*TASK TO CARRY OUT:* Quote, without change, all of the lines that follow.

..............................

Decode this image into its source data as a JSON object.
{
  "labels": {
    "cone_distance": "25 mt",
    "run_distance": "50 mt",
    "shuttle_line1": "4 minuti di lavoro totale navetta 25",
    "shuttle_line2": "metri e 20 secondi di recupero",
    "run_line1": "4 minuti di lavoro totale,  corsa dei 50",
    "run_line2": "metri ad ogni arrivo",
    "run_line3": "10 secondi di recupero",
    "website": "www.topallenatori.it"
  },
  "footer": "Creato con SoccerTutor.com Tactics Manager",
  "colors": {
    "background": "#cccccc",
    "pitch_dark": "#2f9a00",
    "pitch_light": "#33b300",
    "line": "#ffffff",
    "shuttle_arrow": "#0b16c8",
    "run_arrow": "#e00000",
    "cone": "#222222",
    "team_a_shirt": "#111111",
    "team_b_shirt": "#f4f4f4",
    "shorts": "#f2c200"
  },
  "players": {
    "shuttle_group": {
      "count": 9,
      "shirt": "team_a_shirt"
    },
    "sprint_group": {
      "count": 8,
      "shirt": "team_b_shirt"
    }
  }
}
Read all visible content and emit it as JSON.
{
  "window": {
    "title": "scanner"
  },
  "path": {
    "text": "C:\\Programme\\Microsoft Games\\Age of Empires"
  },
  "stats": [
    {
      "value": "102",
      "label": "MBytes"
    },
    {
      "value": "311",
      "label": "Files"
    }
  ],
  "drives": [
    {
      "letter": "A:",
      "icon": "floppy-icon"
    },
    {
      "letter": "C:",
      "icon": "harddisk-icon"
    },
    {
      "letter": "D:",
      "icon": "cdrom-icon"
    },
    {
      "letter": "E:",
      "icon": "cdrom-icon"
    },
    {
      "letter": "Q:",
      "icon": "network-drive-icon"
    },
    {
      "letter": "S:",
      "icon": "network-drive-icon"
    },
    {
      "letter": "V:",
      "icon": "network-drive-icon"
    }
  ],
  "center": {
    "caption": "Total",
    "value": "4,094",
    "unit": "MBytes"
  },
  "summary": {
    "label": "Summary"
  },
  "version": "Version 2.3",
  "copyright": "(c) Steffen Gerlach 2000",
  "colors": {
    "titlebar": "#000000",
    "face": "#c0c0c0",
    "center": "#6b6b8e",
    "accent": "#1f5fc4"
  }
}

..............................

*CORRECT ANSWER:*
Decode this image into its source data as a JSON object.
{
  "labels": {
    "cone_distance": "25 mt",
    "run_distance": "50 mt",
    "shuttle_line1": "4 minuti di lavoro totale navetta 25",
    "shuttle_line2": "metri e 20 secondi di recupero",
    "run_line1": "4 minuti di lavoro totale,  corsa dei 50",
    "run_line2": "metri ad ogni arrivo",
    "run_line3": "10 secondi di recupero",
    "website": "www.topallenatori.it"
  },
  "footer": "Creato con SoccerTutor.com Tactics Manager",
  "colors": {
    "background": "#cccccc",
    "pitch_dark": "#2f9a00",
    "pitch_light": "#33b300",
    "line": "#ffffff",
    "shuttle_arrow": "#0b16c8",
    "run_arrow": "#e00000",
    "cone": "#222222",
    "team_a_shirt": "#111111",
    "team_b_shirt": "#f4f4f4",
    "shorts": "#f2c200"
  },
  "players": {
    "shuttle_group": {
      "count": 9,
      "shirt": "team_a_shirt"
    },
    "sprint_group": {
      "count": 8,
      "shirt": "team_b_shirt"
    }
  }
}
Read all visible content and emit it as JSON.
{
  "window": {
    "title": "scanner"
  },
  "path": {
    "text": "C:\\Programme\\Microsoft Games\\Age of Empires"
  },
  "stats": [
    {
      "value": "102",
      "label": "MBytes"
    },
    {
      "value": "311",
      "label": "Files"
    }
  ],
  "drives": [
    {
      "letter": "A:",
      "icon": "floppy-icon"
    },
    {
      "letter": "C:",
      "icon": "harddisk-icon"
    },
    {
      "letter": "D:",
      "icon": "cdrom-icon"
    },
    {
      "letter": "E:",
      "icon": "cdrom-icon"
    },
    {
      "letter": "Q:",
      "icon": "network-drive-icon"
    },
    {
      "letter": "S:",
      "icon": "network-drive-icon"
    },
    {
      "letter": "V:",
      "icon": "network-drive-icon"
    }
  ],
  "center": {
    "caption": "Total",
    "value": "4,094",
    "unit": "MBytes"
  },
  "summary": {
    "label": "Summary"
  },
  "version": "Version 2.3",
  "copyright": "(c) Steffen Gerlach 2000",
  "colors": {
    "titlebar": "#000000",
    "face": "#c0c0c0",
    "center": "#6b6b8e",
    "accent": "#1f5fc4"
  }
}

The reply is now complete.